Material for this exercise:
○ ○ ○

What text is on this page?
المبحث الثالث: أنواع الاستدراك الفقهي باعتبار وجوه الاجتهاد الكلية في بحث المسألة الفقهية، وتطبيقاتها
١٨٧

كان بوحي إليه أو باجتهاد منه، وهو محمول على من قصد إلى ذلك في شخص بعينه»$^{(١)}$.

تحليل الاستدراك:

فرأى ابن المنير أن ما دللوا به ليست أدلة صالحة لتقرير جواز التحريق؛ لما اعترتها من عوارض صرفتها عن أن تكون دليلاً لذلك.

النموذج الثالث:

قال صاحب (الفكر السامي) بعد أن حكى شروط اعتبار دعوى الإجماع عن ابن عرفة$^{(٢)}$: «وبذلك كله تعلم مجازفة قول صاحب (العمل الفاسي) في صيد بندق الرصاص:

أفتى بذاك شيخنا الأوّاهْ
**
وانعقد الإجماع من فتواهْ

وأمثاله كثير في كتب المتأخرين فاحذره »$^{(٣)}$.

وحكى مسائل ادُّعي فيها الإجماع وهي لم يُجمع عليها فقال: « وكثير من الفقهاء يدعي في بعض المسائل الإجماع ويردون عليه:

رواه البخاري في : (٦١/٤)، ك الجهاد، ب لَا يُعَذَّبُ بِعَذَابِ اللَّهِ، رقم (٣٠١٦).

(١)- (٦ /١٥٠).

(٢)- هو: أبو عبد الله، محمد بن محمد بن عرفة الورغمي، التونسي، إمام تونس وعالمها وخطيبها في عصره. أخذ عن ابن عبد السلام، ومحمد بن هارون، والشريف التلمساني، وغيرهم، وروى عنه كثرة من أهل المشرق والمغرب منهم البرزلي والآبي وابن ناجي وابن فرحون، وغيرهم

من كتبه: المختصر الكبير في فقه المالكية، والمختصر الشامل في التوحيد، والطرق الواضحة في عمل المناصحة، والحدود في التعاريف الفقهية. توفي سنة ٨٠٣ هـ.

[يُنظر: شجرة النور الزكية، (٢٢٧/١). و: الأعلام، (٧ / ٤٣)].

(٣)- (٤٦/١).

○ ○ ○

What the task asks:
In the entries above, find every line holding the word "عرفة" and copy it out.

Completed task:
قال صاحب (الفكر السامي) بعد أن حكى شروط اعتبار دعوى الإجماع عن ابن عرفة$^{(٢)}$: «وبذلك كله تعلم مجازفة قول صاحب (العمل الفاسي) في صيد بندق الرصاص:
(٢)- هو: أبو عبد الله، محمد بن محمد بن عرفة الورغمي، التونسي، إمام تونس وعالمها وخطيبها في عصره. أخذ عن ابن عبد السلام، ومحمد بن هارون، والشريف التلمساني، وغيرهم، وروى عنه كثرة من أهل المشرق والمغرب منهم البرزلي والآبي وابن ناجي وابن فرحون، وغيرهم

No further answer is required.